*WHAT THIS TASK INVOLVES:* Output every entry exactly as written.

*EXCERPTED RECORDS:*
## Start
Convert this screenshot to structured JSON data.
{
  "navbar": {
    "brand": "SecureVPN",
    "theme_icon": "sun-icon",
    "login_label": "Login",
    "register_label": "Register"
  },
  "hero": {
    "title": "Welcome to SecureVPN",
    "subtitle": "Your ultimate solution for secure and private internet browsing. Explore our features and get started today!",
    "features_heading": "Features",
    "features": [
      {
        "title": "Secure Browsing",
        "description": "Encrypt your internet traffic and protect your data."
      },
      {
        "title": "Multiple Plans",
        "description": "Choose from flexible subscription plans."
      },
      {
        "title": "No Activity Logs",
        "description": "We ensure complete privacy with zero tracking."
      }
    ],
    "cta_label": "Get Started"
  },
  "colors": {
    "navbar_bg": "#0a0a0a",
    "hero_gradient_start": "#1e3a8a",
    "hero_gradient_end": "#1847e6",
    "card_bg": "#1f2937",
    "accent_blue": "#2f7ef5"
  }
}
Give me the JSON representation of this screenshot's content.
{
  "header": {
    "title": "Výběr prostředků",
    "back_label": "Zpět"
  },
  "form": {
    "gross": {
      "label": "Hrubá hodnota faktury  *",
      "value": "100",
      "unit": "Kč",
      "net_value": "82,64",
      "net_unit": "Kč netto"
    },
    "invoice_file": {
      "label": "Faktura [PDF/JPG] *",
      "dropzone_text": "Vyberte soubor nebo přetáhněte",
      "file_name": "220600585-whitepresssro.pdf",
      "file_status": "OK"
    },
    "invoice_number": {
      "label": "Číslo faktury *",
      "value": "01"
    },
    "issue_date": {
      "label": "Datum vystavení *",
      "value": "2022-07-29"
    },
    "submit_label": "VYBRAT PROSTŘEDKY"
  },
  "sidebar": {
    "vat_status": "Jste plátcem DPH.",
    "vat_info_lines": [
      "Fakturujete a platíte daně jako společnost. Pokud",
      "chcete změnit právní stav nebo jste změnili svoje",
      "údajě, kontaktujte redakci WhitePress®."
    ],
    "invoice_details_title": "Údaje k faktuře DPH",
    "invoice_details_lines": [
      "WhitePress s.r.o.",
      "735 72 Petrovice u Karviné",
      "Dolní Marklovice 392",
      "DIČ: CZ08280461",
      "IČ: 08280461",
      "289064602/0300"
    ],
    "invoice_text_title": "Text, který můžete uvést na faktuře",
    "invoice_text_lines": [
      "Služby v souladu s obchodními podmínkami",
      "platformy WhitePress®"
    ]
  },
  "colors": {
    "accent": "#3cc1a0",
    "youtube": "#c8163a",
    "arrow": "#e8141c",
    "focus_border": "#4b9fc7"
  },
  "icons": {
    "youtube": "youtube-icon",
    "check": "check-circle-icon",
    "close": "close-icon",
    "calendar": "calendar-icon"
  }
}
## End
*PROBLEM SOLUTION:*
Convert this screenshot to structured JSON data.
{
  "navbar": {
    "brand": "SecureVPN",
    "theme_icon": "sun-icon",
    "login_label": "Login",
    "register_label": "Register"
  },
  "hero": {
    "title": "Welcome to SecureVPN",
    "subtitle": "Your ultimate solution for secure and private internet browsing. Explore our features and get started today!",
    "features_heading": "Features",
    "features": [
      {
        "title": "Secure Browsing",
        "description": "Encrypt your internet traffic and protect your data."
      },
      {
        "title": "Multiple Plans",
        "description": "Choose from flexible subscription plans."
      },
      {
        "title": "No Activity Logs",
        "description": "We ensure complete privacy with zero tracking."
      }
    ],
    "cta_label": "Get Started"
  },
  "colors": {
    "navbar_bg": "#0a0a0a",
    "hero_gradient_start": "#1e3a8a",
    "hero_gradient_end": "#1847e6",
    "card_bg": "#1f2937",
    "accent_blue": "#2f7ef5"
  }
}
Give me the JSON representation of this screenshot's content.
{
  "header": {
    "title": "Výběr prostředků",
    "back_label": "Zpět"
  },
  "form": {
    "gross": {
      "label": "Hrubá hodnota faktury  *",
      "value": "100",
      "unit": "Kč",
      "net_value": "82,64",
      "net_unit": "Kč netto"
    },
    "invoice_file": {
      "label": "Faktura [PDF/JPG] *",
      "dropzone_text": "Vyberte soubor nebo přetáhněte",
      "file_name": "220600585-whitepresssro.pdf",
      "file_status": "OK"
    },
    "invoice_number": {
      "label": "Číslo faktury *",
      "value": "01"
    },
    "issue_date": {
      "label": "Datum vystavení *",
      "value": "2022-07-29"
    },
    "submit_label": "VYBRAT PROSTŘEDKY"
  },
  "sidebar": {
    "vat_status": "Jste plátcem DPH.",
    "vat_info_lines": [
      "Fakturujete a platíte daně jako společnost. Pokud",
      "chcete změnit právní stav nebo jste změnili svoje",
      "údajě, kontaktujte redakci WhitePress®."
    ],
    "invoice_details_title": "Údaje k faktuře DPH",
    "invoice_details_lines": [
      "WhitePress s.r.o.",
      "735 72 Petrovice u Karviné",
      "Dolní Marklovice 392",
      "DIČ: CZ08280461",
      "IČ: 08280461",
      "289064602/0300"
    ],
    "invoice_text_title": "Text, který můžete uvést na faktuře",
    "invoice_text_lines": [
      "Služby v souladu s obchodními podmínkami",
      "platformy WhitePress®"
    ]
  },
  "colors": {
    "accent": "#3cc1a0",
    "youtube": "#c8163a",
    "arrow": "#e8141c",
    "focus_border": "#4b9fc7"
  },
  "icons": {
    "youtube": "youtube-icon",
    "check": "check-circle-icon",
    "close": "close-icon",
    "calendar": "calendar-icon"
  }
}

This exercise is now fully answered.